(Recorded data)
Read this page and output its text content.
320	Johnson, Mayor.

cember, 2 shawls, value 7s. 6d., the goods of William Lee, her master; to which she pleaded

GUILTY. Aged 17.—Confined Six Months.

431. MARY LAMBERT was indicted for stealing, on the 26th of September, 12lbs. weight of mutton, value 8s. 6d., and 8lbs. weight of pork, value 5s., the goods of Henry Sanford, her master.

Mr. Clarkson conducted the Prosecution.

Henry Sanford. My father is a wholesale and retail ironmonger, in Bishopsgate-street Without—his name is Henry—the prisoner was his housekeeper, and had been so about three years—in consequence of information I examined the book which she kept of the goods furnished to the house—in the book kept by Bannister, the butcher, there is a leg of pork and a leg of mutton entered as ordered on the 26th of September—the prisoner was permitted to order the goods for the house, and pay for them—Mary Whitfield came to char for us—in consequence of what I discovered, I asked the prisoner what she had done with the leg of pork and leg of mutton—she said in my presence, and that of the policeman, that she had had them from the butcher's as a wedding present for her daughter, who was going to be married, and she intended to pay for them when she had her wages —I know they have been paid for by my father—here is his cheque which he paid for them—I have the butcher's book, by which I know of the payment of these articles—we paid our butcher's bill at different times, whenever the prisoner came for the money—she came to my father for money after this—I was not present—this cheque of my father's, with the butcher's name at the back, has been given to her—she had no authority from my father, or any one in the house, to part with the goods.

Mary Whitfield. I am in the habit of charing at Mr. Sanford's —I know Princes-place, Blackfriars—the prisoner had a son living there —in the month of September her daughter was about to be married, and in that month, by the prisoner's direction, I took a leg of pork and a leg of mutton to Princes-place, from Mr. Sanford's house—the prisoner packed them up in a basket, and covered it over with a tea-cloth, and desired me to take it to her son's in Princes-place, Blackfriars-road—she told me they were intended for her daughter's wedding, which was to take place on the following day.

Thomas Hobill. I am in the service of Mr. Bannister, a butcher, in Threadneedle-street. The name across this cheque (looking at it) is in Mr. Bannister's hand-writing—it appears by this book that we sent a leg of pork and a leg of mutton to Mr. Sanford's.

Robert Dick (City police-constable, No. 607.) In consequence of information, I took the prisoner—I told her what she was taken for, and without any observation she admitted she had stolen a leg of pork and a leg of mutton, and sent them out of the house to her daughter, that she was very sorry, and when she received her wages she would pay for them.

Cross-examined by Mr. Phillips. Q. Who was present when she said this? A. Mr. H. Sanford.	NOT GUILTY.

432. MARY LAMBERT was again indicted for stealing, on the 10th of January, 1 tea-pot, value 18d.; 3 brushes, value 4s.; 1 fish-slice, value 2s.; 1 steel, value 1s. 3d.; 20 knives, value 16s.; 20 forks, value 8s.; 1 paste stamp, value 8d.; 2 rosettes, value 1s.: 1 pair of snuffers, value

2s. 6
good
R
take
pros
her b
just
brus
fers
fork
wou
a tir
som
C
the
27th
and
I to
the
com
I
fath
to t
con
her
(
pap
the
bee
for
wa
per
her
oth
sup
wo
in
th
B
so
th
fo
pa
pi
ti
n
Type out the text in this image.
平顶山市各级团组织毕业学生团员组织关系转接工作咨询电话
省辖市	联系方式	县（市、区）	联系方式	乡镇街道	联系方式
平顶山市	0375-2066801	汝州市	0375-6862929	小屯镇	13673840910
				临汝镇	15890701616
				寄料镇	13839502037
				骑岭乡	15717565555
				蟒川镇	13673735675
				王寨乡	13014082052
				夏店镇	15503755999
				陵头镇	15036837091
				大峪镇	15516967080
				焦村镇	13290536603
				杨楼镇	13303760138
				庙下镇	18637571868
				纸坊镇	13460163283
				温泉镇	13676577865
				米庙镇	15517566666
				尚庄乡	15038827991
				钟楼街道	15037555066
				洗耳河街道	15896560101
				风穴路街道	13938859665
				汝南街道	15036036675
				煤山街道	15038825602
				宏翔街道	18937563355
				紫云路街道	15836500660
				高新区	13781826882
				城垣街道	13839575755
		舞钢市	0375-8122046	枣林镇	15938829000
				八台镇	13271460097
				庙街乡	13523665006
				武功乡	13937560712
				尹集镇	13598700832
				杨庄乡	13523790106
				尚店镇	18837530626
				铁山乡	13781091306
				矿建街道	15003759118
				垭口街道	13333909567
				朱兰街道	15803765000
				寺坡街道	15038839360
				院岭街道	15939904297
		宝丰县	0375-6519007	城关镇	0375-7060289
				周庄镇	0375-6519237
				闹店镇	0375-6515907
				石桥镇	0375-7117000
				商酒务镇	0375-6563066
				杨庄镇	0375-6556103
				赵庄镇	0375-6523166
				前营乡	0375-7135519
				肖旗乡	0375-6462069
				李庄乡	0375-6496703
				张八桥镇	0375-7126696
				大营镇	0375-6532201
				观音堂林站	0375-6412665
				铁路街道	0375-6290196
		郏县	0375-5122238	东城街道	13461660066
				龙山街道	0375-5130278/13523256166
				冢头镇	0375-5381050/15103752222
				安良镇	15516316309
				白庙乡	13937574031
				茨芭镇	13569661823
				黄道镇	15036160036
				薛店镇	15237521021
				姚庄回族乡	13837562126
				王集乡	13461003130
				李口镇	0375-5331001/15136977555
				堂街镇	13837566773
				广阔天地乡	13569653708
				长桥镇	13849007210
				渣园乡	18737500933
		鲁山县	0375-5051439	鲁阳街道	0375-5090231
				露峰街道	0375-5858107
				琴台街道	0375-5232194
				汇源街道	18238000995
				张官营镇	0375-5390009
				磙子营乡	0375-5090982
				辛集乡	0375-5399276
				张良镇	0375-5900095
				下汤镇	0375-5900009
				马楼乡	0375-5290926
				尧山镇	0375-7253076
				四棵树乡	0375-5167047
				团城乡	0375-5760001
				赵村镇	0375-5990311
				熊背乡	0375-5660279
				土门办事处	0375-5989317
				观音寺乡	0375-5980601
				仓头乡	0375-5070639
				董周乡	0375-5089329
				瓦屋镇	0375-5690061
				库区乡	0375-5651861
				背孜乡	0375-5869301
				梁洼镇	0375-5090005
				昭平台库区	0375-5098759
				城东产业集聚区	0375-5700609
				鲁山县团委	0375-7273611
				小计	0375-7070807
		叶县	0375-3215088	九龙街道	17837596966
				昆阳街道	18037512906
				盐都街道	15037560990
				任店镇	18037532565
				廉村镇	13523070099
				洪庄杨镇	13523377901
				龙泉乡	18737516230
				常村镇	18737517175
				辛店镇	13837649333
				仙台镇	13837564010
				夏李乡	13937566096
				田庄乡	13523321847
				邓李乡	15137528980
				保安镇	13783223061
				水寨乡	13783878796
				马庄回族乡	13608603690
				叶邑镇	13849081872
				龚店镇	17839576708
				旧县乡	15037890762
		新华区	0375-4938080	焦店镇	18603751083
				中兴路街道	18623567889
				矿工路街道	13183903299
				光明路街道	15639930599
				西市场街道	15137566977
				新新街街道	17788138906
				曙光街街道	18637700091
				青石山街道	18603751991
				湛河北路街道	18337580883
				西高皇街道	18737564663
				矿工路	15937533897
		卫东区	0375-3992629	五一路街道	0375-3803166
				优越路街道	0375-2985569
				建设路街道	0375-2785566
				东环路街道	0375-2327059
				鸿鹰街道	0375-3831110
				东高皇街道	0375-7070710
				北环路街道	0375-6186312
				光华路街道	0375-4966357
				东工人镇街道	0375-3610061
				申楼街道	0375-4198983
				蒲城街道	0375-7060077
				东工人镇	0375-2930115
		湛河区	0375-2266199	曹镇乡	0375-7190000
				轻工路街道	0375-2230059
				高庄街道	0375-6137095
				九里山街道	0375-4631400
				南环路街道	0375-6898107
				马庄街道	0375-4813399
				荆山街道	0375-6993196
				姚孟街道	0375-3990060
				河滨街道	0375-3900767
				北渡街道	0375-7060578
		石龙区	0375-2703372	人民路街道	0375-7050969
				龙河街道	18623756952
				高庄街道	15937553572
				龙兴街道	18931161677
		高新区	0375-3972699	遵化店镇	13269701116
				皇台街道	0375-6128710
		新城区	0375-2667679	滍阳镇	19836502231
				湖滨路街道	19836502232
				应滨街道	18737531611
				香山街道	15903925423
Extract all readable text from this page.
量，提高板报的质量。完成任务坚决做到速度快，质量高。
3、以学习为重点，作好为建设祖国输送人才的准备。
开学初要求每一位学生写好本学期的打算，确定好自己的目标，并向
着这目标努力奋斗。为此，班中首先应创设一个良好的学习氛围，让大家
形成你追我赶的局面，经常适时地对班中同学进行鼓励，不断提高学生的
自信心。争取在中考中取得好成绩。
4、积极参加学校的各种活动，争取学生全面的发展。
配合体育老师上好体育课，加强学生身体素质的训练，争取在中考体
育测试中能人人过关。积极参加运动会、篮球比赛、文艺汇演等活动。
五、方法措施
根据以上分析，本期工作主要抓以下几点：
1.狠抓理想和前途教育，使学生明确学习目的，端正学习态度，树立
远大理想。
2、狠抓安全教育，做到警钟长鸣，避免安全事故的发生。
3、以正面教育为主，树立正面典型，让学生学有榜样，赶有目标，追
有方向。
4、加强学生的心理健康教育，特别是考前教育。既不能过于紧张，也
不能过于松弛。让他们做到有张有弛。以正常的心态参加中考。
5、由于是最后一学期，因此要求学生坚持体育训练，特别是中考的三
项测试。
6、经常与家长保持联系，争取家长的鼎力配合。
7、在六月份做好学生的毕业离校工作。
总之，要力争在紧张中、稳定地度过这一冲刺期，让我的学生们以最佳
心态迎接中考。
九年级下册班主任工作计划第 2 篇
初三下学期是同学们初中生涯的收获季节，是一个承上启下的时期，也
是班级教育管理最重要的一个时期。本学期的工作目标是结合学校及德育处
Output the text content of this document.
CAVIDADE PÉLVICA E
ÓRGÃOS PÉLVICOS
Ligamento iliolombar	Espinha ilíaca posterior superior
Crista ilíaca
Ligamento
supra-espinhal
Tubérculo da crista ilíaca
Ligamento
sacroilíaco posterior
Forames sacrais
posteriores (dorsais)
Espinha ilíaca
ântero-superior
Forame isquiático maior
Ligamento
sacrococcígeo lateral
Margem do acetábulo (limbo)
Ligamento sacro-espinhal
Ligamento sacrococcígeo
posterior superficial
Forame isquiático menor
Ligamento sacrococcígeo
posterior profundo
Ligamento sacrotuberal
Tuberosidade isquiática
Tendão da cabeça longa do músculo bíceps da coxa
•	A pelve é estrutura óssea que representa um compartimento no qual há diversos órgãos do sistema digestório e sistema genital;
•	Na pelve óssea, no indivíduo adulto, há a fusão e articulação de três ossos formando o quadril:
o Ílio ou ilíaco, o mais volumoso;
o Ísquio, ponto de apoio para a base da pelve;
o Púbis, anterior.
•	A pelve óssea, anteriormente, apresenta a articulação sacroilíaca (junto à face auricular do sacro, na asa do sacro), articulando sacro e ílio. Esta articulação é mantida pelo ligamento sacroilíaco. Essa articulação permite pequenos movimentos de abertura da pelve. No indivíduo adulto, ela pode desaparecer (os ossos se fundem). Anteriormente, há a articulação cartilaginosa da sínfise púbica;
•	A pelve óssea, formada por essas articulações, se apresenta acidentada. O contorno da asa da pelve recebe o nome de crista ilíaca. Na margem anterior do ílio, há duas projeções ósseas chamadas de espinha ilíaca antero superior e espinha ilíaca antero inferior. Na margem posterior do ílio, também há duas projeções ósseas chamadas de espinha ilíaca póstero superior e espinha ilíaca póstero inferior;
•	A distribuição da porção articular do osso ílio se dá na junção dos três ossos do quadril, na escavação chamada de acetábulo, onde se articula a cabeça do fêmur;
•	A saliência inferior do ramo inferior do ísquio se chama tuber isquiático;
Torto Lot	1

(Exercise): Give only a number: how many lines of the data hold the string "isquiático"?

(Response): 3